Document excerpt
If the adversary does not have access to the statistical measure d_w(e_i-1,s_i), she can first base her estimate of inter-character spacing on d_w(e_i-1,*), and then on d_w(*). She proceeds similarly for the measures d_t and P_c.

6.2 Results

To evaluate this concatenative approach we analyzed the quality of the generated forgeries on user u writing passphrase p. However, rather than using all 65 of the available samples from the generative corpus, we instead choose 15 samples at random from G_u,p - with the one restriction being that there must exist at least one instance of each character in p among the 15 samples. Recall that this generative corpus contains writing samples from u, but does not include p. The attacker's choice of n-grams g₁,..., g_k are selected from this restricted set.

Additionally, we limit G_S to contain only 15 randomly selected samples from each user with a similar writing style as u. Denote this set of writings as G'_S. We purposefully chose to use small (and arguably, easily obtainable) data sets to illustrate the power of this concatenative attack. Our "general knowledge" statistics are computed from G'_S. Example forgeries derived by this process are shown in Figure 4.

Required actions
- a) In the excerpt on the concatenative forgery attack, how many samples are chosen at random from G_u,p?
- b) In the excerpt on the concatenative forgery attack, rewrite the part from "If the adversary" up to and including "this restricted set.", changing "generative corpus" to "training corpus".

Source material
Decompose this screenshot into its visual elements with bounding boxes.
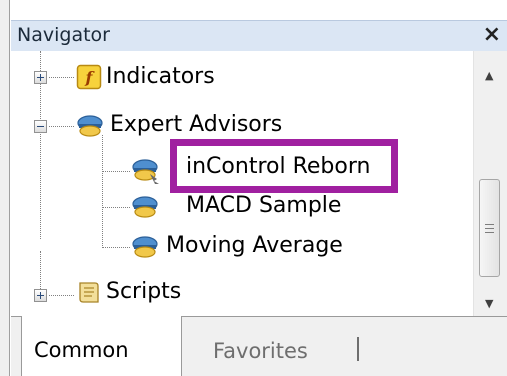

Results of the exercise
- a) 15 samples

- b)
If the adversary does not have access to the statistical measure d_w(e_i-1,s_i), she can first base her estimate of inter-character spacing on d_w(e_i-1,*), and then on d_w(*). She proceeds similarly for the measures d_t and P_c.

6.2 Results

To evaluate this concatenative approach we analyzed the quality of the generated forgeries on user u writing passphrase p. However, rather than using all 65 of the available samples from the training corpus, we instead choose 15 samples at random from G_u,p - with the one restriction being that there must exist at least one instance of each character in p among the 15 samples. Recall that this training corpus contains writing samples from u, but does not include p. The attacker's choice of n-grams g₁,..., g_k are selected from this restricted set.